-- Data records --
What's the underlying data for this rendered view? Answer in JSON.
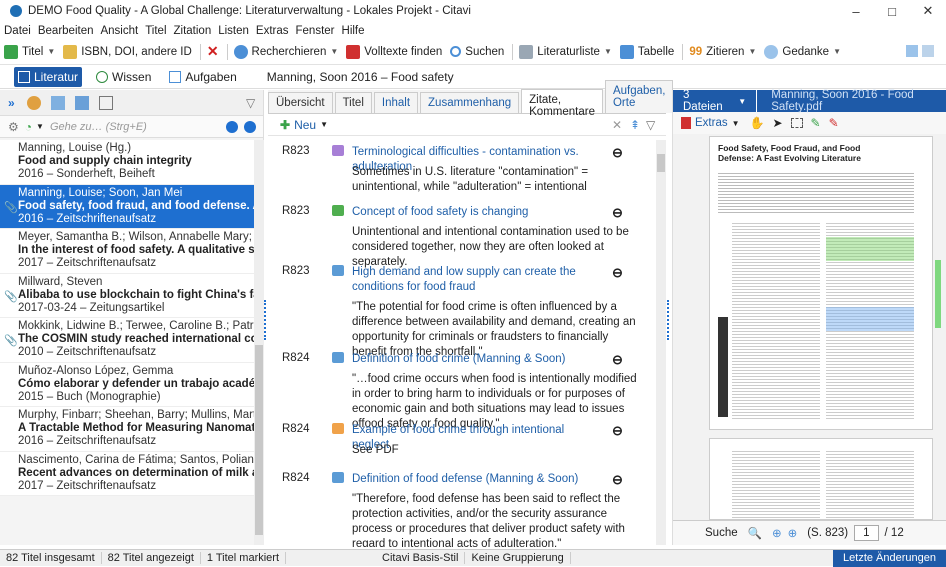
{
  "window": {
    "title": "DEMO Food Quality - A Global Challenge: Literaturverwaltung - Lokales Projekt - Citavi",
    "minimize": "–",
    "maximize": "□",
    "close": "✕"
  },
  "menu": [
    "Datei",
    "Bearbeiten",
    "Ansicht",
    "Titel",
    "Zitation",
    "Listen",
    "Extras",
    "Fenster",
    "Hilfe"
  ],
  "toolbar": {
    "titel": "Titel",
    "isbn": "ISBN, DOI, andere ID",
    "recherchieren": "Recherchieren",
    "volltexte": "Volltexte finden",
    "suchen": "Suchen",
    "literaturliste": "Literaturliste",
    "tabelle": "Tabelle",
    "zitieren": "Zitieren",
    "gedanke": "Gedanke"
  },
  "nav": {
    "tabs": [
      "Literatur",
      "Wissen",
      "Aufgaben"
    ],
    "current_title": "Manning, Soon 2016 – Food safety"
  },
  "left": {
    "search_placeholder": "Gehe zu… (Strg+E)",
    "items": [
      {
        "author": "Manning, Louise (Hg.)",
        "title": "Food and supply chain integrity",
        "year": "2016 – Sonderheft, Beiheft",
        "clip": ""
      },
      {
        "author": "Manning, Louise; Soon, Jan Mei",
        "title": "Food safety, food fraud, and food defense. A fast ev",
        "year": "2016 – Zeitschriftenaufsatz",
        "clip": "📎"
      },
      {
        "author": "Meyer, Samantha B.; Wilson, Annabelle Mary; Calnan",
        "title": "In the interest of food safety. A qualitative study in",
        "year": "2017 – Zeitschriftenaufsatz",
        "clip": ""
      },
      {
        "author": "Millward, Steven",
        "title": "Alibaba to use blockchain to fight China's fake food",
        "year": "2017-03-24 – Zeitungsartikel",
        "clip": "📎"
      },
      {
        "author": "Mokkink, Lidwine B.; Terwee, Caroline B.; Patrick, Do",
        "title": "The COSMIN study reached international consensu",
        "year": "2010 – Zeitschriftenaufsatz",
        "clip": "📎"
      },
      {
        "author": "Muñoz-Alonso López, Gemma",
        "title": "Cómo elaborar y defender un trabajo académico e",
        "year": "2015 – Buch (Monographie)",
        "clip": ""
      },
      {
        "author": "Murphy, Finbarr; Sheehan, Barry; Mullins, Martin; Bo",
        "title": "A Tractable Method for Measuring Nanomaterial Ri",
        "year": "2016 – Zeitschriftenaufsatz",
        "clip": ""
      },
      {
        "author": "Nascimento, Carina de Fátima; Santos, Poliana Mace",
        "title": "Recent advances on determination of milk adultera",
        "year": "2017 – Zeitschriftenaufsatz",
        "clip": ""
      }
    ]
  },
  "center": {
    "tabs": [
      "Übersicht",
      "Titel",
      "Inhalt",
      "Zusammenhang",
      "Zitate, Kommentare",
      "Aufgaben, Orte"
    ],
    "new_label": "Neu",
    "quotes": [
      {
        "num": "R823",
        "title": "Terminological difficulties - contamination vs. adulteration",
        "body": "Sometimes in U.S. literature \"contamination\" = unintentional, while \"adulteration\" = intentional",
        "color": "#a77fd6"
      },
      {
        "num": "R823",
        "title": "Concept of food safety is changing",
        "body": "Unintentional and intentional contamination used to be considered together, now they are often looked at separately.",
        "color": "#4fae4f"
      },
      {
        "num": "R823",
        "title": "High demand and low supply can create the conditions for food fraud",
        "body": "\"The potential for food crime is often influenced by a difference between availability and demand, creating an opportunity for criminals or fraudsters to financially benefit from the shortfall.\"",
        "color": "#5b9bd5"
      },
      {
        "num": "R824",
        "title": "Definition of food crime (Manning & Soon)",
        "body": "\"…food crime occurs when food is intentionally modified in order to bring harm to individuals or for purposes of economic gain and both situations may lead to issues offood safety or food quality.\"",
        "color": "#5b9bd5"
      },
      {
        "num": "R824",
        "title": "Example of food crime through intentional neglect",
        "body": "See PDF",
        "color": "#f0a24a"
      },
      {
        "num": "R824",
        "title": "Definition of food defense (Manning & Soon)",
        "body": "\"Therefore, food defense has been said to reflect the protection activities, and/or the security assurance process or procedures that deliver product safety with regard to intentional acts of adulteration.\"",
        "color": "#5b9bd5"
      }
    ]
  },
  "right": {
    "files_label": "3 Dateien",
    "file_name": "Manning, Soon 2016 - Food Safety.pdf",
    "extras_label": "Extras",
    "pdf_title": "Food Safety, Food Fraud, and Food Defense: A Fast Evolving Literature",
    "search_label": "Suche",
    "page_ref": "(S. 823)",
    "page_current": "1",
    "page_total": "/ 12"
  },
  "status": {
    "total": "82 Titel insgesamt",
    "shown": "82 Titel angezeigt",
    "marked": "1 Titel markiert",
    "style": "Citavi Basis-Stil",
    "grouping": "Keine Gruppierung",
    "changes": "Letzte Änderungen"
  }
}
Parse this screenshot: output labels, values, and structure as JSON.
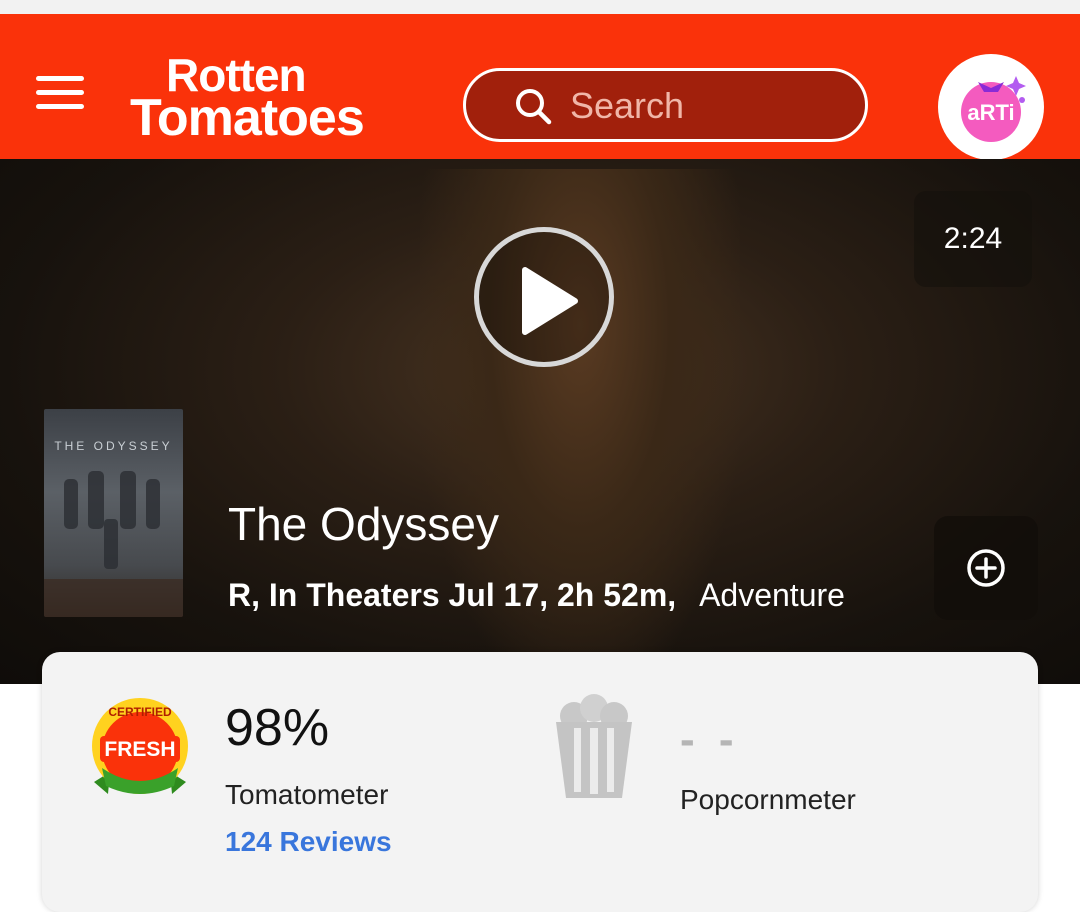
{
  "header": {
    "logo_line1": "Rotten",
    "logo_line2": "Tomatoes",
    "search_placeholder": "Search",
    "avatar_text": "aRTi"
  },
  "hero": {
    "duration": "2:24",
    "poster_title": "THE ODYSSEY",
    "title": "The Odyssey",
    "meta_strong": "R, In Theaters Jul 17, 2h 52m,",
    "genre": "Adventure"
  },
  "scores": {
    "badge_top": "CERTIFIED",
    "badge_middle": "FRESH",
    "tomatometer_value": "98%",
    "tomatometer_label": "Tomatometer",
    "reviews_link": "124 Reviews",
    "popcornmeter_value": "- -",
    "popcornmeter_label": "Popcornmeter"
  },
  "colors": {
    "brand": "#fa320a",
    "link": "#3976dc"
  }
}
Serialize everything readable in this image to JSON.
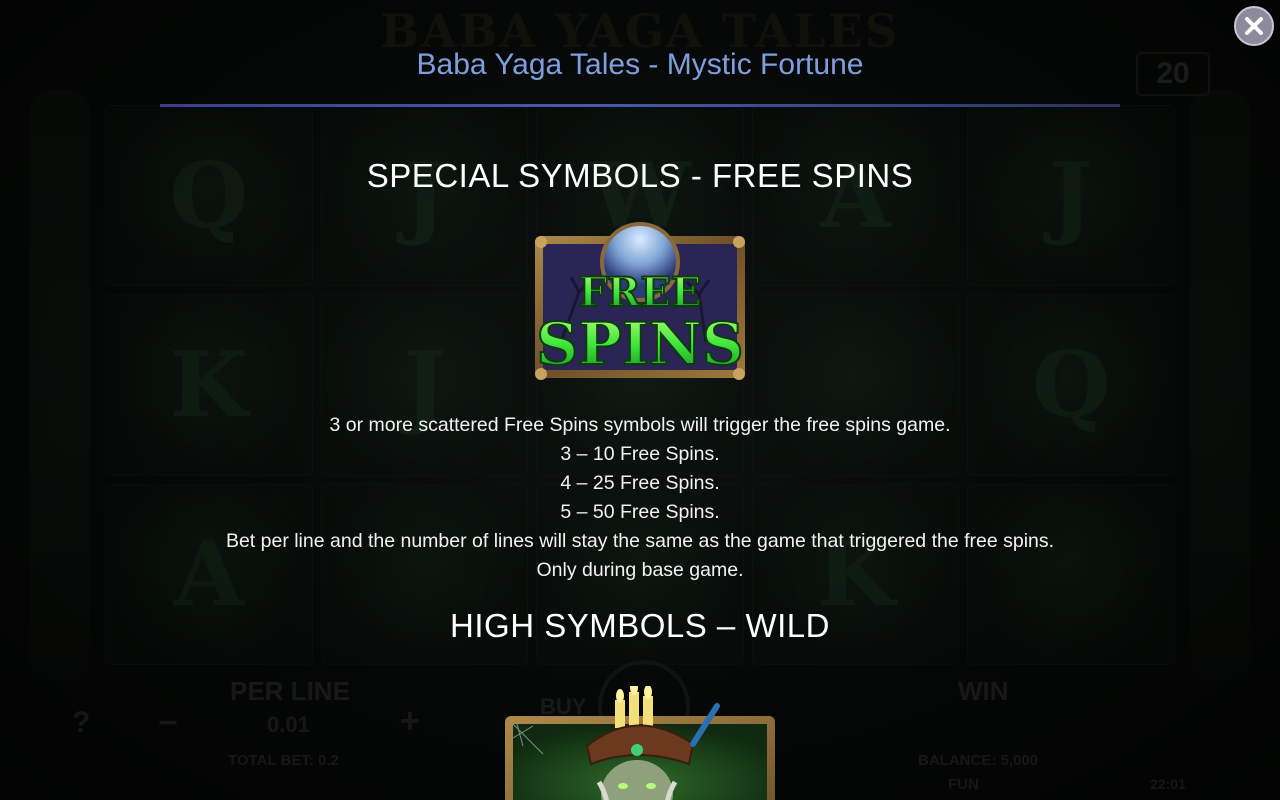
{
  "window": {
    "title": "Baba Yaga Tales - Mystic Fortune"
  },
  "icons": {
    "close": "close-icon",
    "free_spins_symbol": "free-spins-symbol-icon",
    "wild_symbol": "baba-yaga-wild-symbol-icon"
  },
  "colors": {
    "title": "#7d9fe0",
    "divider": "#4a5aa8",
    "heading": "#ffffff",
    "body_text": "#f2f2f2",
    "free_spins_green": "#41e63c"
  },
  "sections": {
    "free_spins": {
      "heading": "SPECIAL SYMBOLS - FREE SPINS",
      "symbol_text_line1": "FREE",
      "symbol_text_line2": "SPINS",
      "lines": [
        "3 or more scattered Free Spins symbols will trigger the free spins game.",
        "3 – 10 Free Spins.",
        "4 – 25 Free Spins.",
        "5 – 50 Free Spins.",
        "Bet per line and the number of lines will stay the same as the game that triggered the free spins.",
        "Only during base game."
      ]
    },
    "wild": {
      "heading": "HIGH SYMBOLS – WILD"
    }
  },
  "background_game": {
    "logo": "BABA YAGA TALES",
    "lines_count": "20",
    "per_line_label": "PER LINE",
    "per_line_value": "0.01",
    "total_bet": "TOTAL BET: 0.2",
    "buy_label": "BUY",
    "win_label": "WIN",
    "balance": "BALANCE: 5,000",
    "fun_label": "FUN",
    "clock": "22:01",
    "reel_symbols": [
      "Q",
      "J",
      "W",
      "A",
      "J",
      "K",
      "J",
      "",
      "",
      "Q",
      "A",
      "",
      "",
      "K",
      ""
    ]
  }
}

-- TASK PROMPT --
Print out every entry above without changing a word, and leave out the pictures.

-- WRITTEN RESPONSE --
What's the underlying data for this rendered view? Answer in JSON.
{
  "window": {
    "title": "DEMO Food Quality - A Global Challenge: Literaturverwaltung - Lokales Projekt - Citavi",
    "minimize": "–",
    "maximize": "□",
    "close": "✕"
  },
  "menu": [
    "Datei",
    "Bearbeiten",
    "Ansicht",
    "Titel",
    "Zitation",
    "Listen",
    "Extras",
    "Fenster",
    "Hilfe"
  ],
  "toolbar": {
    "titel": "Titel",
    "isbn": "ISBN, DOI, andere ID",
    "recherchieren": "Recherchieren",
    "volltexte": "Volltexte finden",
    "suchen": "Suchen",
    "literaturliste": "Literaturliste",
    "tabelle": "Tabelle",
    "zitieren": "Zitieren",
    "gedanke": "Gedanke"
  },
  "nav": {
    "tabs": [
      "Literatur",
      "Wissen",
      "Aufgaben"
    ],
    "current_title": "Manning, Soon 2016 – Food safety"
  },
  "left": {
    "search_placeholder": "Gehe zu… (Strg+E)",
    "items": [
      {
        "author": "Manning, Louise (Hg.)",
        "title": "Food and supply chain integrity",
        "year": "2016 – Sonderheft, Beiheft",
        "clip": ""
      },
      {
        "author": "Manning, Louise; Soon, Jan Mei",
        "title": "Food safety, food fraud, and food defense. A fast ev",
        "year": "2016 – Zeitschriftenaufsatz",
        "clip": "📎"
      },
      {
        "author": "Meyer, Samantha B.; Wilson, Annabelle Mary; Calnan",
        "title": "In the interest of food safety. A qualitative study in",
        "year": "2017 – Zeitschriftenaufsatz",
        "clip": ""
      },
      {
        "author": "Millward, Steven",
        "title": "Alibaba to use blockchain to fight China's fake food",
        "year": "2017-03-24 – Zeitungsartikel",
        "clip": "📎"
      },
      {
        "author": "Mokkink, Lidwine B.; Terwee, Caroline B.; Patrick, Do",
        "title": "The COSMIN study reached international consensu",
        "year": "2010 – Zeitschriftenaufsatz",
        "clip": "📎"
      },
      {
        "author": "Muñoz-Alonso López, Gemma",
        "title": "Cómo elaborar y defender un trabajo académico e",
        "year": "2015 – Buch (Monographie)",
        "clip": ""
      },
      {
        "author": "Murphy, Finbarr; Sheehan, Barry; Mullins, Martin; Bo",
        "title": "A Tractable Method for Measuring Nanomaterial Ri",
        "year": "2016 – Zeitschriftenaufsatz",
        "clip": ""
      },
      {
        "author": "Nascimento, Carina de Fátima; Santos, Poliana Mace",
        "title": "Recent advances on determination of milk adultera",
        "year": "2017 – Zeitschriftenaufsatz",
        "clip": ""
      }
    ]
  },
  "center": {
    "tabs": [
      "Übersicht",
      "Titel",
      "Inhalt",
      "Zusammenhang",
      "Zitate, Kommentare",
      "Aufgaben, Orte"
    ],
    "new_label": "Neu",
    "quotes": [
      {
        "num": "R823",
        "title": "Terminological difficulties - contamination vs. adulteration",
        "body": "Sometimes in U.S. literature \"contamination\" = unintentional, while \"adulteration\" = intentional",
        "color": "#a77fd6"
      },
      {
        "num": "R823",
        "title": "Concept of food safety is changing",
        "body": "Unintentional and intentional contamination used to be considered together, now they are often looked at separately.",
        "color": "#4fae4f"
      },
      {
        "num": "R823",
        "title": "High demand and low supply can create the conditions for food fraud",
        "body": "\"The potential for food crime is often influenced by a difference between availability and demand, creating an opportunity for criminals or fraudsters to financially benefit from the shortfall.\"",
        "color": "#5b9bd5"
      },
      {
        "num": "R824",
        "title": "Definition of food crime (Manning & Soon)",
        "body": "\"…food crime occurs when food is intentionally modified in order to bring harm to individuals or for purposes of economic gain and both situations may lead to issues offood safety or food quality.\"",
        "color": "#5b9bd5"
      },
      {
        "num": "R824",
        "title": "Example of food crime through intentional neglect",
        "body": "See PDF",
        "color": "#f0a24a"
      },
      {
        "num": "R824",
        "title": "Definition of food defense (Manning & Soon)",
        "body": "\"Therefore, food defense has been said to reflect the protection activities, and/or the security assurance process or procedures that deliver product safety with regard to intentional acts of adulteration.\"",
        "color": "#5b9bd5"
      }
    ]
  },
  "right": {
    "files_label": "3 Dateien",
    "file_name": "Manning, Soon 2016 - Food Safety.pdf",
    "extras_label": "Extras",
    "pdf_title": "Food Safety, Food Fraud, and Food Defense: A Fast Evolving Literature",
    "search_label": "Suche",
    "page_ref": "(S. 823)",
    "page_current": "1",
    "page_total": "/ 12"
  },
  "status": {
    "total": "82 Titel insgesamt",
    "shown": "82 Titel angezeigt",
    "marked": "1 Titel markiert",
    "style": "Citavi Basis-Stil",
    "grouping": "Keine Gruppierung",
    "changes": "Letzte Änderungen"
  }
}
Parse this screenshot: output labels, values, and structure as JSON.
{
  "header": {
    "logo_line1": "Rotten",
    "logo_line2": "Tomatoes",
    "search_placeholder": "Search",
    "avatar_text": "aRTi"
  },
  "hero": {
    "duration": "2:24",
    "poster_title": "THE ODYSSEY",
    "title": "The Odyssey",
    "meta_strong": "R, In Theaters Jul 17, 2h 52m,",
    "genre": "Adventure"
  },
  "scores": {
    "badge_top": "CERTIFIED",
    "badge_middle": "FRESH",
    "tomatometer_value": "98%",
    "tomatometer_label": "Tomatometer",
    "reviews_link": "124 Reviews",
    "popcornmeter_value": "- -",
    "popcornmeter_label": "Popcornmeter"
  },
  "colors": {
    "brand": "#fa320a",
    "link": "#3976dc"
  }
}
Serialize everything readable in this image to JSON.
{
  "window": {
    "title": "Baba Yaga Tales - Mystic Fortune"
  },
  "icons": {
    "close": "close-icon",
    "free_spins_symbol": "free-spins-symbol-icon",
    "wild_symbol": "baba-yaga-wild-symbol-icon"
  },
  "colors": {
    "title": "#7d9fe0",
    "divider": "#4a5aa8",
    "heading": "#ffffff",
    "body_text": "#f2f2f2",
    "free_spins_green": "#41e63c"
  },
  "sections": {
    "free_spins": {
      "heading": "SPECIAL SYMBOLS - FREE SPINS",
      "symbol_text_line1": "FREE",
      "symbol_text_line2": "SPINS",
      "lines": [
        "3 or more scattered Free Spins symbols will trigger the free spins game.",
        "3 – 10 Free Spins.",
        "4 – 25 Free Spins.",
        "5 – 50 Free Spins.",
        "Bet per line and the number of lines will stay the same as the game that triggered the free spins.",
        "Only during base game."
      ]
    },
    "wild": {
      "heading": "HIGH SYMBOLS – WILD"
    }
  },
  "background_game": {
    "logo": "BABA YAGA TALES",
    "lines_count": "20",
    "per_line_label": "PER LINE",
    "per_line_value": "0.01",
    "total_bet": "TOTAL BET: 0.2",
    "buy_label": "BUY",
    "win_label": "WIN",
    "balance": "BALANCE: 5,000",
    "fun_label": "FUN",
    "clock": "22:01",
    "reel_symbols": [
      "Q",
      "J",
      "W",
      "A",
      "J",
      "K",
      "J",
      "",
      "",
      "Q",
      "A",
      "",
      "",
      "K",
      ""
    ]
  }
}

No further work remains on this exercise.